Collected data entries
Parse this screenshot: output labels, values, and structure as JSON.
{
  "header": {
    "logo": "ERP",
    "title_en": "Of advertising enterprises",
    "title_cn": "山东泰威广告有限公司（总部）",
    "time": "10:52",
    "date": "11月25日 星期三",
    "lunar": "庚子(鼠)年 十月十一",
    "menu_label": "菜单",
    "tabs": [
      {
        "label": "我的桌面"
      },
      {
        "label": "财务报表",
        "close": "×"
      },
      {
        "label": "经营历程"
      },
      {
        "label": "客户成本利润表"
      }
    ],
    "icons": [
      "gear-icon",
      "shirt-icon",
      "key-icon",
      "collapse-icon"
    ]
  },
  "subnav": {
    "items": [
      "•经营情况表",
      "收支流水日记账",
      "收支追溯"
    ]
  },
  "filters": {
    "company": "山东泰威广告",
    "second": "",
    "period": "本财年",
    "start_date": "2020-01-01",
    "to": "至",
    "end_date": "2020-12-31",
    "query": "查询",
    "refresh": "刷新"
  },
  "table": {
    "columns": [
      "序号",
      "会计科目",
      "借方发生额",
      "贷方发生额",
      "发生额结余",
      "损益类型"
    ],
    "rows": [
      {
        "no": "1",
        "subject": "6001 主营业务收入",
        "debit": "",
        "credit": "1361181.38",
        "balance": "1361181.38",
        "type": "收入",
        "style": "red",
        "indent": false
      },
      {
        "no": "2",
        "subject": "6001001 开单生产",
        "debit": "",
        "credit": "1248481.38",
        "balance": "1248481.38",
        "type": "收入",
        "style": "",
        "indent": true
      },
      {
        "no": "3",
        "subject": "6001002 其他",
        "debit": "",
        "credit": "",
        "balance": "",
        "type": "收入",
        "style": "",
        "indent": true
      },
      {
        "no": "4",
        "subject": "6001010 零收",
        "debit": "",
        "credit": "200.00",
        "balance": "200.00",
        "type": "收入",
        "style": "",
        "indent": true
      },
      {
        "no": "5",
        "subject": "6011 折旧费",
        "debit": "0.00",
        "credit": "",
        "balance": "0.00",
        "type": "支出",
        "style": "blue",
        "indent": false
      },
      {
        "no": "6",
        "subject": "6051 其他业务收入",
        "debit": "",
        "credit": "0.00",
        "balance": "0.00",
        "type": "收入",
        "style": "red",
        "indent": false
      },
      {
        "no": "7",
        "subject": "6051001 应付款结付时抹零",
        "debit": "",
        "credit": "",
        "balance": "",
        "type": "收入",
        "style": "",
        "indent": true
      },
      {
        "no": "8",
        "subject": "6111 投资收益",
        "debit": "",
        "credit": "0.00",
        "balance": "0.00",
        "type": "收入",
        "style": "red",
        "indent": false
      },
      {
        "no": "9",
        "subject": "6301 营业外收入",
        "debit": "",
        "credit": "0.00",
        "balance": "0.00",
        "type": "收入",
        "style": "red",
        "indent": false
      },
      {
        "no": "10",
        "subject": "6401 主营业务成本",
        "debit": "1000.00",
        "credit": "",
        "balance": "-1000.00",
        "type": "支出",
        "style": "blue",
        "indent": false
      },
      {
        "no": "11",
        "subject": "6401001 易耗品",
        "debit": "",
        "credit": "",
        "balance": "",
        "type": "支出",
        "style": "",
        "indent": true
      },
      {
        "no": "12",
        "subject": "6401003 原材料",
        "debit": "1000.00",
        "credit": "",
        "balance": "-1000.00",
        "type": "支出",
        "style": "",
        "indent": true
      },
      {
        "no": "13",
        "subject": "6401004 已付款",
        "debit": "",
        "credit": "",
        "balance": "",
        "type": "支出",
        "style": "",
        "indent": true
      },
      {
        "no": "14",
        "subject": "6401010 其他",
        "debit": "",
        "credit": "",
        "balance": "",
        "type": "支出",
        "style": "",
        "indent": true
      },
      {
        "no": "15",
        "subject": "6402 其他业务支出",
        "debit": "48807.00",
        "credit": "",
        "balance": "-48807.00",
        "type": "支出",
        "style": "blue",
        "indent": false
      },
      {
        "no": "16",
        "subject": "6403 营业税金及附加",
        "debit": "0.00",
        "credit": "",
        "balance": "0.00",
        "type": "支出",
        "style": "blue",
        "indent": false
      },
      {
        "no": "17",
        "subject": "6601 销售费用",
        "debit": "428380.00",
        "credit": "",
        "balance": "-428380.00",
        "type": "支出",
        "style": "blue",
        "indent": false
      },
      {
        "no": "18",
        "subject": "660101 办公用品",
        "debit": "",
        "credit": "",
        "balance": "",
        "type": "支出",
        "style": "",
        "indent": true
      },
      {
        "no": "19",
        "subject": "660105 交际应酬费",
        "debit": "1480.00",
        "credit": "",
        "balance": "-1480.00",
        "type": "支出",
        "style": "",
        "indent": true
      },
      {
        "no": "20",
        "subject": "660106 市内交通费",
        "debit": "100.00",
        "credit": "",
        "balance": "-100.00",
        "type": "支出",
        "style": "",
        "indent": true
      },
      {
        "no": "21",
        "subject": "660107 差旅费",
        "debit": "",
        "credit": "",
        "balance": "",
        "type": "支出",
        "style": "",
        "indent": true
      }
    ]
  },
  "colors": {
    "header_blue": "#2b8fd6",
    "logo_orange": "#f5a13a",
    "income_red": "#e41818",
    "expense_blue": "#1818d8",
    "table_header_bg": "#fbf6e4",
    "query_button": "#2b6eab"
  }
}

## [PROBLEM REQUIREMENTS]
Every entry should be printed again exactly as it stands.

## [IN RESPONSE]
Parse this screenshot: output labels, values, and structure as JSON.
{
  "header": {
    "logo": "ERP",
    "title_en": "Of advertising enterprises",
    "title_cn": "山东泰威广告有限公司（总部）",
    "time": "10:52",
    "date": "11月25日 星期三",
    "lunar": "庚子(鼠)年 十月十一",
    "menu_label": "菜单",
    "tabs": [
      {
        "label": "我的桌面"
      },
      {
        "label": "财务报表",
        "close": "×"
      },
      {
        "label": "经营历程"
      },
      {
        "label": "客户成本利润表"
      }
    ],
    "icons": [
      "gear-icon",
      "shirt-icon",
      "key-icon",
      "collapse-icon"
    ]
  },
  "subnav": {
    "items": [
      "•经营情况表",
      "收支流水日记账",
      "收支追溯"
    ]
  },
  "filters": {
    "company": "山东泰威广告",
    "second": "",
    "period": "本财年",
    "start_date": "2020-01-01",
    "to": "至",
    "end_date": "2020-12-31",
    "query": "查询",
    "refresh": "刷新"
  },
  "table": {
    "columns": [
      "序号",
      "会计科目",
      "借方发生额",
      "贷方发生额",
      "发生额结余",
      "损益类型"
    ],
    "rows": [
      {
        "no": "1",
        "subject": "6001 主营业务收入",
        "debit": "",
        "credit": "1361181.38",
        "balance": "1361181.38",
        "type": "收入",
        "style": "red",
        "indent": false
      },
      {
        "no": "2",
        "subject": "6001001 开单生产",
        "debit": "",
        "credit": "1248481.38",
        "balance": "1248481.38",
        "type": "收入",
        "style": "",
        "indent": true
      },
      {
        "no": "3",
        "subject": "6001002 其他",
        "debit": "",
        "credit": "",
        "balance": "",
        "type": "收入",
        "style": "",
        "indent": true
      },
      {
        "no": "4",
        "subject": "6001010 零收",
        "debit": "",
        "credit": "200.00",
        "balance": "200.00",
        "type": "收入",
        "style": "",
        "indent": true
      },
      {
        "no": "5",
        "subject": "6011 折旧费",
        "debit": "0.00",
        "credit": "",
        "balance": "0.00",
        "type": "支出",
        "style": "blue",
        "indent": false
      },
      {
        "no": "6",
        "subject": "6051 其他业务收入",
        "debit": "",
        "credit": "0.00",
        "balance": "0.00",
        "type": "收入",
        "style": "red",
        "indent": false
      },
      {
        "no": "7",
        "subject": "6051001 应付款结付时抹零",
        "debit": "",
        "credit": "",
        "balance": "",
        "type": "收入",
        "style": "",
        "indent": true
      },
      {
        "no": "8",
        "subject": "6111 投资收益",
        "debit": "",
        "credit": "0.00",
        "balance": "0.00",
        "type": "收入",
        "style": "red",
        "indent": false
      },
      {
        "no": "9",
        "subject": "6301 营业外收入",
        "debit": "",
        "credit": "0.00",
        "balance": "0.00",
        "type": "收入",
        "style": "red",
        "indent": false
      },
      {
        "no": "10",
        "subject": "6401 主营业务成本",
        "debit": "1000.00",
        "credit": "",
        "balance": "-1000.00",
        "type": "支出",
        "style": "blue",
        "indent": false
      },
      {
        "no": "11",
        "subject": "6401001 易耗品",
        "debit": "",
        "credit": "",
        "balance": "",
        "type": "支出",
        "style": "",
        "indent": true
      },
      {
        "no": "12",
        "subject": "6401003 原材料",
        "debit": "1000.00",
        "credit": "",
        "balance": "-1000.00",
        "type": "支出",
        "style": "",
        "indent": true
      },
      {
        "no": "13",
        "subject": "6401004 已付款",
        "debit": "",
        "credit": "",
        "balance": "",
        "type": "支出",
        "style": "",
        "indent": true
      },
      {
        "no": "14",
        "subject": "6401010 其他",
        "debit": "",
        "credit": "",
        "balance": "",
        "type": "支出",
        "style": "",
        "indent": true
      },
      {
        "no": "15",
        "subject": "6402 其他业务支出",
        "debit": "48807.00",
        "credit": "",
        "balance": "-48807.00",
        "type": "支出",
        "style": "blue",
        "indent": false
      },
      {
        "no": "16",
        "subject": "6403 营业税金及附加",
        "debit": "0.00",
        "credit": "",
        "balance": "0.00",
        "type": "支出",
        "style": "blue",
        "indent": false
      },
      {
        "no": "17",
        "subject": "6601 销售费用",
        "debit": "428380.00",
        "credit": "",
        "balance": "-428380.00",
        "type": "支出",
        "style": "blue",
        "indent": false
      },
      {
        "no": "18",
        "subject": "660101 办公用品",
        "debit": "",
        "credit": "",
        "balance": "",
        "type": "支出",
        "style": "",
        "indent": true
      },
      {
        "no": "19",
        "subject": "660105 交际应酬费",
        "debit": "1480.00",
        "credit": "",
        "balance": "-1480.00",
        "type": "支出",
        "style": "",
        "indent": true
      },
      {
        "no": "20",
        "subject": "660106 市内交通费",
        "debit": "100.00",
        "credit": "",
        "balance": "-100.00",
        "type": "支出",
        "style": "",
        "indent": true
      },
      {
        "no": "21",
        "subject": "660107 差旅费",
        "debit": "",
        "credit": "",
        "balance": "",
        "type": "支出",
        "style": "",
        "indent": true
      }
    ]
  },
  "colors": {
    "header_blue": "#2b8fd6",
    "logo_orange": "#f5a13a",
    "income_red": "#e41818",
    "expense_blue": "#1818d8",
    "table_header_bg": "#fbf6e4",
    "query_button": "#2b6eab"
  }
}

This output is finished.